### INSTRUCTION:
Provide a single number: the count of lines containing the string "level".

--- Start of DATASET ---

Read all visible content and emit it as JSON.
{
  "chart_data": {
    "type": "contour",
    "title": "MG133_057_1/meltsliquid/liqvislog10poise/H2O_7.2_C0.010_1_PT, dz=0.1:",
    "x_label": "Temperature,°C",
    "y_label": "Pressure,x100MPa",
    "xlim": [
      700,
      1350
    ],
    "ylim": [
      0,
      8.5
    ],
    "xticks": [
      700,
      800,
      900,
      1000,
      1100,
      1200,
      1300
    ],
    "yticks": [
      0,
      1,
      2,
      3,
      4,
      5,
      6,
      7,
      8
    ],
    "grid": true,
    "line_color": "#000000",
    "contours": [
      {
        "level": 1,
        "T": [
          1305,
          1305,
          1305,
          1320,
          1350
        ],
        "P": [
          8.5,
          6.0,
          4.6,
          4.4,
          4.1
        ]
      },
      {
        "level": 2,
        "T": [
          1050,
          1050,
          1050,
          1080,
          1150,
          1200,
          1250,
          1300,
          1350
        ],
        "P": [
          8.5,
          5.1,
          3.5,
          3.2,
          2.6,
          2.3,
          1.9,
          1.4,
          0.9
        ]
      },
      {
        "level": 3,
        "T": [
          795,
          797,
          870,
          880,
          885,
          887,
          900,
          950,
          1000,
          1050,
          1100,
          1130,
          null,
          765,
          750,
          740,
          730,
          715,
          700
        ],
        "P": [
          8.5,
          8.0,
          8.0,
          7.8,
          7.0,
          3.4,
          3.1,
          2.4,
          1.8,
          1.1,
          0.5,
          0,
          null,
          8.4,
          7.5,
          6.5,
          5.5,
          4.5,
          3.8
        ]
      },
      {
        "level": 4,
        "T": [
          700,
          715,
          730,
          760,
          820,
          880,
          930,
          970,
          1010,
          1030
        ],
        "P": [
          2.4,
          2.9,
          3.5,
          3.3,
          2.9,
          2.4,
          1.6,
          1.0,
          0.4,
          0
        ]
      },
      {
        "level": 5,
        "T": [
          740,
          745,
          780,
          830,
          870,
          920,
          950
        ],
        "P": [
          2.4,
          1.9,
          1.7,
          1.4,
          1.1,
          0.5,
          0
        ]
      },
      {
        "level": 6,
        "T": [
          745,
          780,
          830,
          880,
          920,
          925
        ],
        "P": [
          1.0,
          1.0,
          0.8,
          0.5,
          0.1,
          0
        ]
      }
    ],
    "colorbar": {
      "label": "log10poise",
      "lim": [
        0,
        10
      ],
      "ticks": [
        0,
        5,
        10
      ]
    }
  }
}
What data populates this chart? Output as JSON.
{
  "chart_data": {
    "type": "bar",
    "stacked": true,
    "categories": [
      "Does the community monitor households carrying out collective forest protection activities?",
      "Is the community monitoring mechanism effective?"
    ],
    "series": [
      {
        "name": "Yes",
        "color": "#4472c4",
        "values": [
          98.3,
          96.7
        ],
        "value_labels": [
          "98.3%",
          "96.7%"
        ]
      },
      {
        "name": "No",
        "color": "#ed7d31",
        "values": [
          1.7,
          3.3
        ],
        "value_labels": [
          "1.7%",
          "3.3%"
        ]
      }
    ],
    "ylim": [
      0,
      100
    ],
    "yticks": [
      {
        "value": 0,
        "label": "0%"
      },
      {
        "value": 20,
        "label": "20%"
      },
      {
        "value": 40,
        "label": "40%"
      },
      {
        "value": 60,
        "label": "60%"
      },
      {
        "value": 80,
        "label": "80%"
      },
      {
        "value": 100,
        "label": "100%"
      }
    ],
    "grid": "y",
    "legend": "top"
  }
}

--- End of DATASET ---

### ANSWER:
6